::: TASK DATA

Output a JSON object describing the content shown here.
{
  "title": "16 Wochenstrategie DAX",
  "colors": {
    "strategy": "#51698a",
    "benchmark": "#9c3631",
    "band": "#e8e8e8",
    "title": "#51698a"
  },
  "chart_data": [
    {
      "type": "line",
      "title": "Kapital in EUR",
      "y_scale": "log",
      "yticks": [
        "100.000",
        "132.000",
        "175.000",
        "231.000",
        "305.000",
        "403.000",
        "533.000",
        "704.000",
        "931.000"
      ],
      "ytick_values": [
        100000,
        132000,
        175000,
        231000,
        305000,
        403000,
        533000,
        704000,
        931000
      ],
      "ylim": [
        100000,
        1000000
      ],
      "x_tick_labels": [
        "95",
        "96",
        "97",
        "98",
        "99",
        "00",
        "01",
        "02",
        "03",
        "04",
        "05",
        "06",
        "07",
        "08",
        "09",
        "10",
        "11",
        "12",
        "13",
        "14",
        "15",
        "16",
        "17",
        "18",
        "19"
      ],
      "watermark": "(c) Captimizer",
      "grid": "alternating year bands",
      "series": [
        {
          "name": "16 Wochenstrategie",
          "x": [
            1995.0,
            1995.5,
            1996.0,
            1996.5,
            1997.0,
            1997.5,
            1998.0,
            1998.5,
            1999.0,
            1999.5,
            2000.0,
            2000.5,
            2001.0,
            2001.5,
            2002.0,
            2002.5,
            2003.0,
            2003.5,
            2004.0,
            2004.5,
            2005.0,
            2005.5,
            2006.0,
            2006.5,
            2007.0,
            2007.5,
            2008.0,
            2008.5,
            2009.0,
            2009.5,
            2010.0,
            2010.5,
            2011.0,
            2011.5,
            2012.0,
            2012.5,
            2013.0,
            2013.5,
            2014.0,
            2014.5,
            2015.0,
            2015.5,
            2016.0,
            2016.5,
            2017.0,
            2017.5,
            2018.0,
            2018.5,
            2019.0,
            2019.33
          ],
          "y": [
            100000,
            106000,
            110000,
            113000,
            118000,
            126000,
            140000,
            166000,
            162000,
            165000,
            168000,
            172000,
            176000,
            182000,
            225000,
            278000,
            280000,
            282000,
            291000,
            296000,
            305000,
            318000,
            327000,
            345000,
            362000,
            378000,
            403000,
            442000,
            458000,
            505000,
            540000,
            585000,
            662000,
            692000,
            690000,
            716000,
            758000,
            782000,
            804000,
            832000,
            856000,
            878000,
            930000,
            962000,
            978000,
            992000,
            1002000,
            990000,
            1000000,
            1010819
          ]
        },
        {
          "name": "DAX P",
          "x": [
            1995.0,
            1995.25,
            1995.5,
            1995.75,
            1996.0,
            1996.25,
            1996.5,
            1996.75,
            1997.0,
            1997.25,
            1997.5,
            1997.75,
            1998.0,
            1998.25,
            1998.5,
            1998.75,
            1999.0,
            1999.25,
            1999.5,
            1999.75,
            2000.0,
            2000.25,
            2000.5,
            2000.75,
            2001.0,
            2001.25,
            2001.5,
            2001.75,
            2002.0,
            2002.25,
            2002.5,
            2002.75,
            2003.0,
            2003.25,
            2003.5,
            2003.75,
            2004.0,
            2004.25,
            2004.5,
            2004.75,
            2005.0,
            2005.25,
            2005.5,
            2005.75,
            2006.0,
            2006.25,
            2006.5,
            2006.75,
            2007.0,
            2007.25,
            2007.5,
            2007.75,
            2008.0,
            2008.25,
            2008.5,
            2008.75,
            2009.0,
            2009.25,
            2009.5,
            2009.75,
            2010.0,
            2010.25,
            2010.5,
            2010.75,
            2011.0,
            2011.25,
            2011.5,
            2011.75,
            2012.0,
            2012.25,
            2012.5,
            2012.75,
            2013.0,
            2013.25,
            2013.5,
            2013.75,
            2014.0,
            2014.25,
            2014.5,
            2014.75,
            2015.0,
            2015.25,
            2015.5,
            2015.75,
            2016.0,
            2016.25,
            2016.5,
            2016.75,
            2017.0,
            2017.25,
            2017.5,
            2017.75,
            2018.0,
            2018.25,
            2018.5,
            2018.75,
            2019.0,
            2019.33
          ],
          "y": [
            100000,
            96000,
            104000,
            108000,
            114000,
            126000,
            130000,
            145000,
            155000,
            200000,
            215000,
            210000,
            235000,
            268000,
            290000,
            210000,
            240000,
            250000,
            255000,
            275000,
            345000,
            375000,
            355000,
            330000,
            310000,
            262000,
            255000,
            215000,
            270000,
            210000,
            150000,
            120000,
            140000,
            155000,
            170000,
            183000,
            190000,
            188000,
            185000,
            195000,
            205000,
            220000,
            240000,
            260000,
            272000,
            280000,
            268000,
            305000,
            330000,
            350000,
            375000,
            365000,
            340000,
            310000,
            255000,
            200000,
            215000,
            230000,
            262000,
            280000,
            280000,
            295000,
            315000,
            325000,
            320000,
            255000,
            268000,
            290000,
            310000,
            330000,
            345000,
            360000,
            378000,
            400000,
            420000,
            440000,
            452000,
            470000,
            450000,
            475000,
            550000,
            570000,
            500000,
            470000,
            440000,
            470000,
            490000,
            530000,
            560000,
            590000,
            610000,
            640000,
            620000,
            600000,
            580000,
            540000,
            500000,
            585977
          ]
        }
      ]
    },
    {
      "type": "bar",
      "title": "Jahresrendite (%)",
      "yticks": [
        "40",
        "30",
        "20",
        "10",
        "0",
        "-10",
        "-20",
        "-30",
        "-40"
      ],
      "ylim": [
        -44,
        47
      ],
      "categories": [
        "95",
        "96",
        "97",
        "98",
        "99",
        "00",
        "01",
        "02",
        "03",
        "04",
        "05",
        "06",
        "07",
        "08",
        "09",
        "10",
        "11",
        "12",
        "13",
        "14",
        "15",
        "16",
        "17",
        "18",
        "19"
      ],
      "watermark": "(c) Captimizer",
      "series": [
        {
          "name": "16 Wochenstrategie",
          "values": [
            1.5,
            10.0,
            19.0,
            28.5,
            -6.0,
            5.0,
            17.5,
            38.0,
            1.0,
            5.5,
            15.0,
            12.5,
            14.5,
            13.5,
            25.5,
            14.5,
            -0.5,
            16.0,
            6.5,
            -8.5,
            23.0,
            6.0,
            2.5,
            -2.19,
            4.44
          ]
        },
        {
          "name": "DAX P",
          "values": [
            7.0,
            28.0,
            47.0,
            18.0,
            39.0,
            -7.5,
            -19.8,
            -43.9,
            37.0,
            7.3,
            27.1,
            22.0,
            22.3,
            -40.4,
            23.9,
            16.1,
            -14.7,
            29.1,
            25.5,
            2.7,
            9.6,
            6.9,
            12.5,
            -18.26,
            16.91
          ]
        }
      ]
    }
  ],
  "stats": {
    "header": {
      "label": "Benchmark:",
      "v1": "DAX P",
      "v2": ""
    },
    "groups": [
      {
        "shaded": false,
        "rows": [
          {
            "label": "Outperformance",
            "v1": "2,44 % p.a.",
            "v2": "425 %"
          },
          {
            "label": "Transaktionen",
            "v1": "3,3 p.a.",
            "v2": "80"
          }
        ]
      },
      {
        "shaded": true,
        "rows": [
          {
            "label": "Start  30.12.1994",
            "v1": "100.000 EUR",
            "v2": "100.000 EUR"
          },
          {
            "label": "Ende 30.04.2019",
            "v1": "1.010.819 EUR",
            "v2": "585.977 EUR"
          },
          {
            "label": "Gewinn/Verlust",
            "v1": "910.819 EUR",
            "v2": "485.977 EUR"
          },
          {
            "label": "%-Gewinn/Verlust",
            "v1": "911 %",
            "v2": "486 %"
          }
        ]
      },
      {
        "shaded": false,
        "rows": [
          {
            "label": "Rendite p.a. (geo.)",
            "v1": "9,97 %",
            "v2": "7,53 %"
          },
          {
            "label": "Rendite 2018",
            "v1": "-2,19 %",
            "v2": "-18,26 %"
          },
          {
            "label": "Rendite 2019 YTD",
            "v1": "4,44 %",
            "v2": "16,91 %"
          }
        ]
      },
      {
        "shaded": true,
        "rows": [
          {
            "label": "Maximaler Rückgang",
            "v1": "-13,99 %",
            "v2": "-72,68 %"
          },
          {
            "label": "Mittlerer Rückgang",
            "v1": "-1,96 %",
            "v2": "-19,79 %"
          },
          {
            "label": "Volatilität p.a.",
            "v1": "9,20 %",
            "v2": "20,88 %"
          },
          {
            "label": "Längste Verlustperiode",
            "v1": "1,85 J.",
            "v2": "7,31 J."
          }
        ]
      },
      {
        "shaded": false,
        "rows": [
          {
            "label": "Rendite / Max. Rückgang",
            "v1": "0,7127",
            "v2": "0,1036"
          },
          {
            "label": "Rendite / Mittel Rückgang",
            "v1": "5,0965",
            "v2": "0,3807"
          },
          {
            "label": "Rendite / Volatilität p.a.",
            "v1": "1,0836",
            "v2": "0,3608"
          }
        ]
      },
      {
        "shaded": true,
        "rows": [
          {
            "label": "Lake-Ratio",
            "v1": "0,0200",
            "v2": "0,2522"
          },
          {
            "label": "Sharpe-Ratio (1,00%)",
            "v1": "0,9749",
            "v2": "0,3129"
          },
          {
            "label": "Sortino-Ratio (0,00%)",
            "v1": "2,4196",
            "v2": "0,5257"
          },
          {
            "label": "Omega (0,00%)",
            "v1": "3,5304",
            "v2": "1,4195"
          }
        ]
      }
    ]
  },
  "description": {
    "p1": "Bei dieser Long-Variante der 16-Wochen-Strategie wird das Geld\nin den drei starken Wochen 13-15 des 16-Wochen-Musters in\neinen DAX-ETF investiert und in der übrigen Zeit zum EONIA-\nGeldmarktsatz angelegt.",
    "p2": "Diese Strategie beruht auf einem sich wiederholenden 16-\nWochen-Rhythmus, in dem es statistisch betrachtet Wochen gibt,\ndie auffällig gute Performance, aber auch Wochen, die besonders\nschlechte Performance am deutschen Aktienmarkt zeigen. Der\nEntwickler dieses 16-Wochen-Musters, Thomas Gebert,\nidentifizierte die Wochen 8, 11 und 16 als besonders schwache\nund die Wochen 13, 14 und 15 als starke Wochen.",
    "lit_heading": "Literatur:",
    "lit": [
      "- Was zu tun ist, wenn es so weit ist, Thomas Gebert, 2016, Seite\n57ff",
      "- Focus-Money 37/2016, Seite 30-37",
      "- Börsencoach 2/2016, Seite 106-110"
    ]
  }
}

::::::

[PROBLEM DETAILS]: Your task is to pick out every line with the string "Rückgang" and copy it.

[WORKED ANSWER]:
            "label": "Maximaler Rückgang",
            "label": "Mittlerer Rückgang",
            "label": "Rendite / Max. Rückgang",
            "label": "Rendite / Mittel Rückgang",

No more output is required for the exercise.